:: Task prompt ::
Below is a block of data; give all of it again word for word.
───── Recorded information ─────
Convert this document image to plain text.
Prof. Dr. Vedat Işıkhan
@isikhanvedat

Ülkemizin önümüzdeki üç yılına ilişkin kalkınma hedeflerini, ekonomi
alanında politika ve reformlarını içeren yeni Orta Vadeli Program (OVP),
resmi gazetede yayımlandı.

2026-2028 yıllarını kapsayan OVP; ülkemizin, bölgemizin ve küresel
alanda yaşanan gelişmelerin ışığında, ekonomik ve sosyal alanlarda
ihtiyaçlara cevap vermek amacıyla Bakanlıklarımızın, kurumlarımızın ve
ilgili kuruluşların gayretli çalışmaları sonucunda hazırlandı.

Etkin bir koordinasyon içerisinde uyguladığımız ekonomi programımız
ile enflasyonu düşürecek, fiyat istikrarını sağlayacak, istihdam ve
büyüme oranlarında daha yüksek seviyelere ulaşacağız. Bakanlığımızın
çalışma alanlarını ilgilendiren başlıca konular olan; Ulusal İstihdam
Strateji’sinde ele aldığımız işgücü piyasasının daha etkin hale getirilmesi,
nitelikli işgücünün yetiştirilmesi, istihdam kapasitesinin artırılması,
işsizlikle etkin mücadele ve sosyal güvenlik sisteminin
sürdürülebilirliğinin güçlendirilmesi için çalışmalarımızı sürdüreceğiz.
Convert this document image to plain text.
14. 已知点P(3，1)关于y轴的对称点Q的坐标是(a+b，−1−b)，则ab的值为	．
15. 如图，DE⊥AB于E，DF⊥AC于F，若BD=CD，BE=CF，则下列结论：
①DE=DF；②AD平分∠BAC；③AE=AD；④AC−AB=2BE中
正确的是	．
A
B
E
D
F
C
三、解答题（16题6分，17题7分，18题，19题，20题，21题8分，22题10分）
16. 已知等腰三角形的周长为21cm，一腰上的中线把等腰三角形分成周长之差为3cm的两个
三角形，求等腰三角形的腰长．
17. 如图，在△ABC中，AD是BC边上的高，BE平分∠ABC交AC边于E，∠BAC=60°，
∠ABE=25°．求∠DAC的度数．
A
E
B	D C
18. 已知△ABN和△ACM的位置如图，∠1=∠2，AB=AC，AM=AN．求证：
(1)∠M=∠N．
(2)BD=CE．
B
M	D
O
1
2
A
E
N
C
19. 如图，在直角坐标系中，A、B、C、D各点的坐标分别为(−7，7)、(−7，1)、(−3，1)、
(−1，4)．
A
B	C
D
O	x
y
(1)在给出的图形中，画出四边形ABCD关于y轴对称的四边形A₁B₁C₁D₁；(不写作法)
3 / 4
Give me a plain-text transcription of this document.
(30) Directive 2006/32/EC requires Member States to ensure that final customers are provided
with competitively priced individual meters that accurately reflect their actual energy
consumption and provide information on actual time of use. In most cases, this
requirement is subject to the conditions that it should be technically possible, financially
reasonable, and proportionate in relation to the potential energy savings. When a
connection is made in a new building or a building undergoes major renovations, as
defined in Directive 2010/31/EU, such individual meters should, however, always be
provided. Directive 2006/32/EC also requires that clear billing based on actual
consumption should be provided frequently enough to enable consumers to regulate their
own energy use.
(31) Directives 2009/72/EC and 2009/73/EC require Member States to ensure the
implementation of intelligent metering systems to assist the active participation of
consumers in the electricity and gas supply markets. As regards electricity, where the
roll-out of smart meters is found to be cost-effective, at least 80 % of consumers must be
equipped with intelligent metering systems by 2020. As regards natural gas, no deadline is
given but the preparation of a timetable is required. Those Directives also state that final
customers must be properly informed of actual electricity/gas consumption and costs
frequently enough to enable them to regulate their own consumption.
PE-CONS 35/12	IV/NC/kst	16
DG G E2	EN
─────
:: Complete response ::
Convert this document image to plain text.
Prof. Dr. Vedat Işıkhan
@isikhanvedat

Ülkemizin önümüzdeki üç yılına ilişkin kalkınma hedeflerini, ekonomi
alanında politika ve reformlarını içeren yeni Orta Vadeli Program (OVP),
resmi gazetede yayımlandı.

2026-2028 yıllarını kapsayan OVP; ülkemizin, bölgemizin ve küresel
alanda yaşanan gelişmelerin ışığında, ekonomik ve sosyal alanlarda
ihtiyaçlara cevap vermek amacıyla Bakanlıklarımızın, kurumlarımızın ve
ilgili kuruluşların gayretli çalışmaları sonucunda hazırlandı.

Etkin bir koordinasyon içerisinde uyguladığımız ekonomi programımız
ile enflasyonu düşürecek, fiyat istikrarını sağlayacak, istihdam ve
büyüme oranlarında daha yüksek seviyelere ulaşacağız. Bakanlığımızın
çalışma alanlarını ilgilendiren başlıca konular olan; Ulusal İstihdam
Strateji’sinde ele aldığımız işgücü piyasasının daha etkin hale getirilmesi,
nitelikli işgücünün yetiştirilmesi, istihdam kapasitesinin artırılması,
işsizlikle etkin mücadele ve sosyal güvenlik sisteminin
sürdürülebilirliğinin güçlendirilmesi için çalışmalarımızı sürdüreceğiz.
Convert this document image to plain text.
14. 已知点P(3，1)关于y轴的对称点Q的坐标是(a+b，−1−b)，则ab的值为	．
15. 如图，DE⊥AB于E，DF⊥AC于F，若BD=CD，BE=CF，则下列结论：
①DE=DF；②AD平分∠BAC；③AE=AD；④AC−AB=2BE中
正确的是	．
A
B
E
D
F
C
三、解答题（16题6分，17题7分，18题，19题，20题，21题8分，22题10分）
16. 已知等腰三角形的周长为21cm，一腰上的中线把等腰三角形分成周长之差为3cm的两个
三角形，求等腰三角形的腰长．
17. 如图，在△ABC中，AD是BC边上的高，BE平分∠ABC交AC边于E，∠BAC=60°，
∠ABE=25°．求∠DAC的度数．
A
E
B	D C
18. 已知△ABN和△ACM的位置如图，∠1=∠2，AB=AC，AM=AN．求证：
(1)∠M=∠N．
(2)BD=CE．
B
M	D
O
1
2
A
E
N
C
19. 如图，在直角坐标系中，A、B、C、D各点的坐标分别为(−7，7)、(−7，1)、(−3，1)、
(−1，4)．
A
B	C
D
O	x
y
(1)在给出的图形中，画出四边形ABCD关于y轴对称的四边形A₁B₁C₁D₁；(不写作法)
3 / 4
Give me a plain-text transcription of this document.
(30) Directive 2006/32/EC requires Member States to ensure that final customers are provided
with competitively priced individual meters that accurately reflect their actual energy
consumption and provide information on actual time of use. In most cases, this
requirement is subject to the conditions that it should be technically possible, financially
reasonable, and proportionate in relation to the potential energy savings. When a
connection is made in a new building or a building undergoes major renovations, as
defined in Directive 2010/31/EU, such individual meters should, however, always be
provided. Directive 2006/32/EC also requires that clear billing based on actual
consumption should be provided frequently enough to enable consumers to regulate their
own energy use.
(31) Directives 2009/72/EC and 2009/73/EC require Member States to ensure the
implementation of intelligent metering systems to assist the active participation of
consumers in the electricity and gas supply markets. As regards electricity, where the
roll-out of smart meters is found to be cost-effective, at least 80 % of consumers must be
equipped with intelligent metering systems by 2020. As regards natural gas, no deadline is
given but the preparation of a timetable is required. Those Directives also state that final
customers must be properly informed of actual electricity/gas consumption and costs
frequently enough to enable them to regulate their own consumption.
PE-CONS 35/12	IV/NC/kst	16
DG G E2	EN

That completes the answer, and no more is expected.